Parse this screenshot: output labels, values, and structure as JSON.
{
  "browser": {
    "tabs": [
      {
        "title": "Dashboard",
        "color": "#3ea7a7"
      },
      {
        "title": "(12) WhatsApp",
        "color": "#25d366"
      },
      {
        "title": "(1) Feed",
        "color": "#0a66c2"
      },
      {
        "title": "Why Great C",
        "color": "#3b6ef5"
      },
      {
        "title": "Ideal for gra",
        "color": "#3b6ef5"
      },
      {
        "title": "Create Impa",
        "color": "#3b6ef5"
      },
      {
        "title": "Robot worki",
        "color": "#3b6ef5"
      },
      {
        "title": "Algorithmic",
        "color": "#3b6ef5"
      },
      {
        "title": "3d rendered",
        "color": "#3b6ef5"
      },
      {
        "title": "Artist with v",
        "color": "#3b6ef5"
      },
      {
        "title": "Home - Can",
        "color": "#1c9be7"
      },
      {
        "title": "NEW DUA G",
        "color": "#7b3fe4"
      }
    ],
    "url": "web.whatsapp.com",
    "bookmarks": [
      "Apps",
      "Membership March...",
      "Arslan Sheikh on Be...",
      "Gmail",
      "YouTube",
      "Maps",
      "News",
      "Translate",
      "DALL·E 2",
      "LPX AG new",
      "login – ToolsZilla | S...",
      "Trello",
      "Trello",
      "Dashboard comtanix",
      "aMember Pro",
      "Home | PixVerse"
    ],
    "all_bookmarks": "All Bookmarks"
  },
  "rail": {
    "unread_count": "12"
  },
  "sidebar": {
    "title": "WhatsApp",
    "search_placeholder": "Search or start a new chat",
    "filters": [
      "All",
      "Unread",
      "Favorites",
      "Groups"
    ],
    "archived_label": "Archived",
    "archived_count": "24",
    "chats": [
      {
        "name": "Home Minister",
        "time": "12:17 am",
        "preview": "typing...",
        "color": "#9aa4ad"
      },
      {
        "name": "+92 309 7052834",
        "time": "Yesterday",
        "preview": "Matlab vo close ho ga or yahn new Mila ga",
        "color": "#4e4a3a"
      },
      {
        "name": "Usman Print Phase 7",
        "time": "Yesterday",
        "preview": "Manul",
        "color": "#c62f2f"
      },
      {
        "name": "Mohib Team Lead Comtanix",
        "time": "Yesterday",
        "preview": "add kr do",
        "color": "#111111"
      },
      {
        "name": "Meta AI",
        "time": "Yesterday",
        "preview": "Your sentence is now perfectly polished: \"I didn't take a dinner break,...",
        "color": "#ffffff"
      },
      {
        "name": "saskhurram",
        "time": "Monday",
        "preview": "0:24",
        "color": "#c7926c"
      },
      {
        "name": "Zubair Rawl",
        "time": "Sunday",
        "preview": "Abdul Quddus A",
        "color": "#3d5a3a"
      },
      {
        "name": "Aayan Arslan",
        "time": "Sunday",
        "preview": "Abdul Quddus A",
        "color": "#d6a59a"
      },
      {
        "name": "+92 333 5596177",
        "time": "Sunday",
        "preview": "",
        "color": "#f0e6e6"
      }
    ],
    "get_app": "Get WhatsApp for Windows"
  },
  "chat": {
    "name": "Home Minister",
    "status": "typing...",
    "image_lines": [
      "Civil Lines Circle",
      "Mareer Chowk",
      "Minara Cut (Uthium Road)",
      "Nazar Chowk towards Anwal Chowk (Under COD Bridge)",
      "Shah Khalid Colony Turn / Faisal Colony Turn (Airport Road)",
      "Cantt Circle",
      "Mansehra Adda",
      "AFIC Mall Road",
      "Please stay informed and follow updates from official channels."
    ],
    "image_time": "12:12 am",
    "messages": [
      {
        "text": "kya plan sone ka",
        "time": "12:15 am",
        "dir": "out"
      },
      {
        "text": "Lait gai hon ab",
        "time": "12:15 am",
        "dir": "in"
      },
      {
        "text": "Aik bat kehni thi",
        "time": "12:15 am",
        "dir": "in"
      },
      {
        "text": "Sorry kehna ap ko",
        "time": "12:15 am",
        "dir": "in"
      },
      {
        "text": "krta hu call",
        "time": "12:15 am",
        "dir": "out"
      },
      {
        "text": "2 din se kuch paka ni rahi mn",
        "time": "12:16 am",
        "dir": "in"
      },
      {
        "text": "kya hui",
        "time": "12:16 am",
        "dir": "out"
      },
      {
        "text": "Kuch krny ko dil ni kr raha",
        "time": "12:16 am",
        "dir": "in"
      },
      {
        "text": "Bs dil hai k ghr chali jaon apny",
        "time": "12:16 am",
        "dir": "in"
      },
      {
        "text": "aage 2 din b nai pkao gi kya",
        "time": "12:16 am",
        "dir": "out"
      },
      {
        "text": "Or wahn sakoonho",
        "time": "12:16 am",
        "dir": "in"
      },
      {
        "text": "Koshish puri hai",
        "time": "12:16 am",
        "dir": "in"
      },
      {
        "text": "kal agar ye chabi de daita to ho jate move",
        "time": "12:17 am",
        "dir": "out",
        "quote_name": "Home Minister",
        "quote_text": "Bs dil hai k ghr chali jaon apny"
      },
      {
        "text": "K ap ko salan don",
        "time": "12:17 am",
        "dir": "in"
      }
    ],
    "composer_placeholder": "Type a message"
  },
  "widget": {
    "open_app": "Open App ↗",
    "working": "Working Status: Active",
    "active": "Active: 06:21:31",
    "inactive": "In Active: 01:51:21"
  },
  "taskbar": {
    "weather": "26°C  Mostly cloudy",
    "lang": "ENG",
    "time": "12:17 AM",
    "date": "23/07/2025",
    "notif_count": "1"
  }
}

__THE PROBLEM__.
In full and verbatim, repeat the records given above.

__THE REPLY__.
Parse this screenshot: output labels, values, and structure as JSON.
{
  "browser": {
    "tabs": [
      {
        "title": "Dashboard",
        "color": "#3ea7a7"
      },
      {
        "title": "(12) WhatsApp",
        "color": "#25d366"
      },
      {
        "title": "(1) Feed",
        "color": "#0a66c2"
      },
      {
        "title": "Why Great C",
        "color": "#3b6ef5"
      },
      {
        "title": "Ideal for gra",
        "color": "#3b6ef5"
      },
      {
        "title": "Create Impa",
        "color": "#3b6ef5"
      },
      {
        "title": "Robot worki",
        "color": "#3b6ef5"
      },
      {
        "title": "Algorithmic",
        "color": "#3b6ef5"
      },
      {
        "title": "3d rendered",
        "color": "#3b6ef5"
      },
      {
        "title": "Artist with v",
        "color": "#3b6ef5"
      },
      {
        "title": "Home - Can",
        "color": "#1c9be7"
      },
      {
        "title": "NEW DUA G",
        "color": "#7b3fe4"
      }
    ],
    "url": "web.whatsapp.com",
    "bookmarks": [
      "Apps",
      "Membership March...",
      "Arslan Sheikh on Be...",
      "Gmail",
      "YouTube",
      "Maps",
      "News",
      "Translate",
      "DALL·E 2",
      "LPX AG new",
      "login – ToolsZilla | S...",
      "Trello",
      "Trello",
      "Dashboard comtanix",
      "aMember Pro",
      "Home | PixVerse"
    ],
    "all_bookmarks": "All Bookmarks"
  },
  "rail": {
    "unread_count": "12"
  },
  "sidebar": {
    "title": "WhatsApp",
    "search_placeholder": "Search or start a new chat",
    "filters": [
      "All",
      "Unread",
      "Favorites",
      "Groups"
    ],
    "archived_label": "Archived",
    "archived_count": "24",
    "chats": [
      {
        "name": "Home Minister",
        "time": "12:17 am",
        "preview": "typing...",
        "color": "#9aa4ad"
      },
      {
        "name": "+92 309 7052834",
        "time": "Yesterday",
        "preview": "Matlab vo close ho ga or yahn new Mila ga",
        "color": "#4e4a3a"
      },
      {
        "name": "Usman Print Phase 7",
        "time": "Yesterday",
        "preview": "Manul",
        "color": "#c62f2f"
      },
      {
        "name": "Mohib Team Lead Comtanix",
        "time": "Yesterday",
        "preview": "add kr do",
        "color": "#111111"
      },
      {
        "name": "Meta AI",
        "time": "Yesterday",
        "preview": "Your sentence is now perfectly polished: \"I didn't take a dinner break,...",
        "color": "#ffffff"
      },
      {
        "name": "saskhurram",
        "time": "Monday",
        "preview": "0:24",
        "color": "#c7926c"
      },
      {
        "name": "Zubair Rawl",
        "time": "Sunday",
        "preview": "Abdul Quddus A",
        "color": "#3d5a3a"
      },
      {
        "name": "Aayan Arslan",
        "time": "Sunday",
        "preview": "Abdul Quddus A",
        "color": "#d6a59a"
      },
      {
        "name": "+92 333 5596177",
        "time": "Sunday",
        "preview": "",
        "color": "#f0e6e6"
      }
    ],
    "get_app": "Get WhatsApp for Windows"
  },
  "chat": {
    "name": "Home Minister",
    "status": "typing...",
    "image_lines": [
      "Civil Lines Circle",
      "Mareer Chowk",
      "Minara Cut (Uthium Road)",
      "Nazar Chowk towards Anwal Chowk (Under COD Bridge)",
      "Shah Khalid Colony Turn / Faisal Colony Turn (Airport Road)",
      "Cantt Circle",
      "Mansehra Adda",
      "AFIC Mall Road",
      "Please stay informed and follow updates from official channels."
    ],
    "image_time": "12:12 am",
    "messages": [
      {
        "text": "kya plan sone ka",
        "time": "12:15 am",
        "dir": "out"
      },
      {
        "text": "Lait gai hon ab",
        "time": "12:15 am",
        "dir": "in"
      },
      {
        "text": "Aik bat kehni thi",
        "time": "12:15 am",
        "dir": "in"
      },
      {
        "text": "Sorry kehna ap ko",
        "time": "12:15 am",
        "dir": "in"
      },
      {
        "text": "krta hu call",
        "time": "12:15 am",
        "dir": "out"
      },
      {
        "text": "2 din se kuch paka ni rahi mn",
        "time": "12:16 am",
        "dir": "in"
      },
      {
        "text": "kya hui",
        "time": "12:16 am",
        "dir": "out"
      },
      {
        "text": "Kuch krny ko dil ni kr raha",
        "time": "12:16 am",
        "dir": "in"
      },
      {
        "text": "Bs dil hai k ghr chali jaon apny",
        "time": "12:16 am",
        "dir": "in"
      },
      {
        "text": "aage 2 din b nai pkao gi kya",
        "time": "12:16 am",
        "dir": "out"
      },
      {
        "text": "Or wahn sakoonho",
        "time": "12:16 am",
        "dir": "in"
      },
      {
        "text": "Koshish puri hai",
        "time": "12:16 am",
        "dir": "in"
      },
      {
        "text": "kal agar ye chabi de daita to ho jate move",
        "time": "12:17 am",
        "dir": "out",
        "quote_name": "Home Minister",
        "quote_text": "Bs dil hai k ghr chali jaon apny"
      },
      {
        "text": "K ap ko salan don",
        "time": "12:17 am",
        "dir": "in"
      }
    ],
    "composer_placeholder": "Type a message"
  },
  "widget": {
    "open_app": "Open App ↗",
    "working": "Working Status: Active",
    "active": "Active: 06:21:31",
    "inactive": "In Active: 01:51:21"
  },
  "taskbar": {
    "weather": "26°C  Mostly cloudy",
    "lang": "ENG",
    "time": "12:17 AM",
    "date": "23/07/2025",
    "notif_count": "1"
  }
}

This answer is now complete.